◆ AIM OF THE TASK:
In the copy, include every entry exactly but none of the pictures.

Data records
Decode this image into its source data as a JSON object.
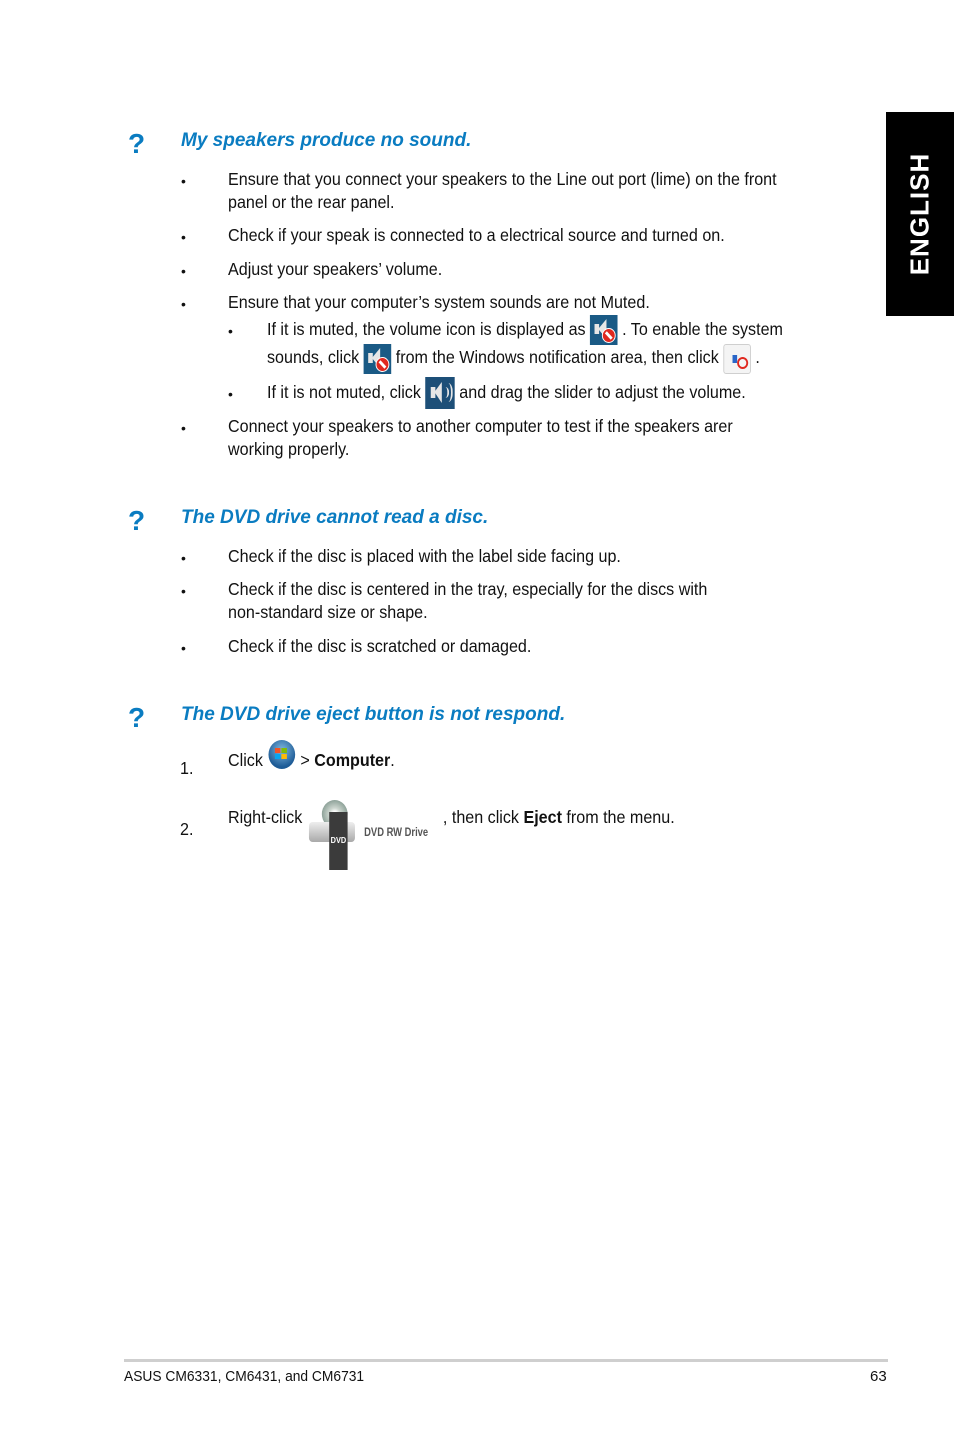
{
  "side_tab": {
    "label": "ENGLISH"
  },
  "sections": [
    {
      "icon": "?",
      "title": "My speakers produce no sound.",
      "bullets": [
        {
          "line1": "Ensure that you connect your speakers to the Line out port (lime) on the front",
          "line2": "panel or the rear panel."
        },
        {
          "line1": "Check if your speak is connected to a electrical source and turned on."
        },
        {
          "line1": "Adjust your speakers’ volume."
        },
        {
          "line1": "Ensure that your computer’s system sounds are not Muted."
        },
        {
          "line1": "Connect your speakers to another computer to test if the speakers arer",
          "line2": "working properly."
        }
      ],
      "sub_bullets": {
        "muted": {
          "part1": "If it is muted, the volume icon is displayed as",
          "part2": ". To enable the system",
          "part3": "sounds, click",
          "part4": "from the Windows notification area, then click",
          "part5": "."
        },
        "not_muted": {
          "part1": "If it is not muted, click",
          "part2": "and drag the slider to adjust the volume."
        }
      }
    },
    {
      "icon": "?",
      "title": "The DVD drive cannot read a disc.",
      "bullets": [
        {
          "line1": "Check if the disc is placed with the label side facing up."
        },
        {
          "line1": "Check if the disc is centered in the tray, especially for the discs with",
          "line2": "non-standard size or shape."
        },
        {
          "line1": "Check if the disc is scratched or damaged."
        }
      ]
    },
    {
      "icon": "?",
      "title": "The DVD drive eject button is not respond.",
      "steps": [
        {
          "num": "1.",
          "pre": "Click",
          "mid": " > ",
          "bold": "Computer",
          "post": "."
        },
        {
          "num": "2.",
          "pre": "Right-click",
          "mid": ", then click ",
          "bold": "Eject",
          "post": " from the menu."
        }
      ],
      "dvd_label": "DVD",
      "dvd_name": "DVD RW Drive"
    }
  ],
  "bullet_char": "•",
  "footer": {
    "left": "ASUS CM6331, CM6431, and CM6731",
    "page": "63"
  },
  "colors": {
    "heading": "#0a7cc1",
    "side_tab_bg": "#000000"
  }
}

◆ SOLVED PROBLEM:
Decode this image into its source data as a JSON object.
{
  "side_tab": {
    "label": "ENGLISH"
  },
  "sections": [
    {
      "icon": "?",
      "title": "My speakers produce no sound.",
      "bullets": [
        {
          "line1": "Ensure that you connect your speakers to the Line out port (lime) on the front",
          "line2": "panel or the rear panel."
        },
        {
          "line1": "Check if your speak is connected to a electrical source and turned on."
        },
        {
          "line1": "Adjust your speakers’ volume."
        },
        {
          "line1": "Ensure that your computer’s system sounds are not Muted."
        },
        {
          "line1": "Connect your speakers to another computer to test if the speakers arer",
          "line2": "working properly."
        }
      ],
      "sub_bullets": {
        "muted": {
          "part1": "If it is muted, the volume icon is displayed as",
          "part2": ". To enable the system",
          "part3": "sounds, click",
          "part4": "from the Windows notification area, then click",
          "part5": "."
        },
        "not_muted": {
          "part1": "If it is not muted, click",
          "part2": "and drag the slider to adjust the volume."
        }
      }
    },
    {
      "icon": "?",
      "title": "The DVD drive cannot read a disc.",
      "bullets": [
        {
          "line1": "Check if the disc is placed with the label side facing up."
        },
        {
          "line1": "Check if the disc is centered in the tray, especially for the discs with",
          "line2": "non-standard size or shape."
        },
        {
          "line1": "Check if the disc is scratched or damaged."
        }
      ]
    },
    {
      "icon": "?",
      "title": "The DVD drive eject button is not respond.",
      "steps": [
        {
          "num": "1.",
          "pre": "Click",
          "mid": " > ",
          "bold": "Computer",
          "post": "."
        },
        {
          "num": "2.",
          "pre": "Right-click",
          "mid": ", then click ",
          "bold": "Eject",
          "post": " from the menu."
        }
      ],
      "dvd_label": "DVD",
      "dvd_name": "DVD RW Drive"
    }
  ],
  "bullet_char": "•",
  "footer": {
    "left": "ASUS CM6331, CM6431, and CM6731",
    "page": "63"
  },
  "colors": {
    "heading": "#0a7cc1",
    "side_tab_bg": "#000000"
  }
}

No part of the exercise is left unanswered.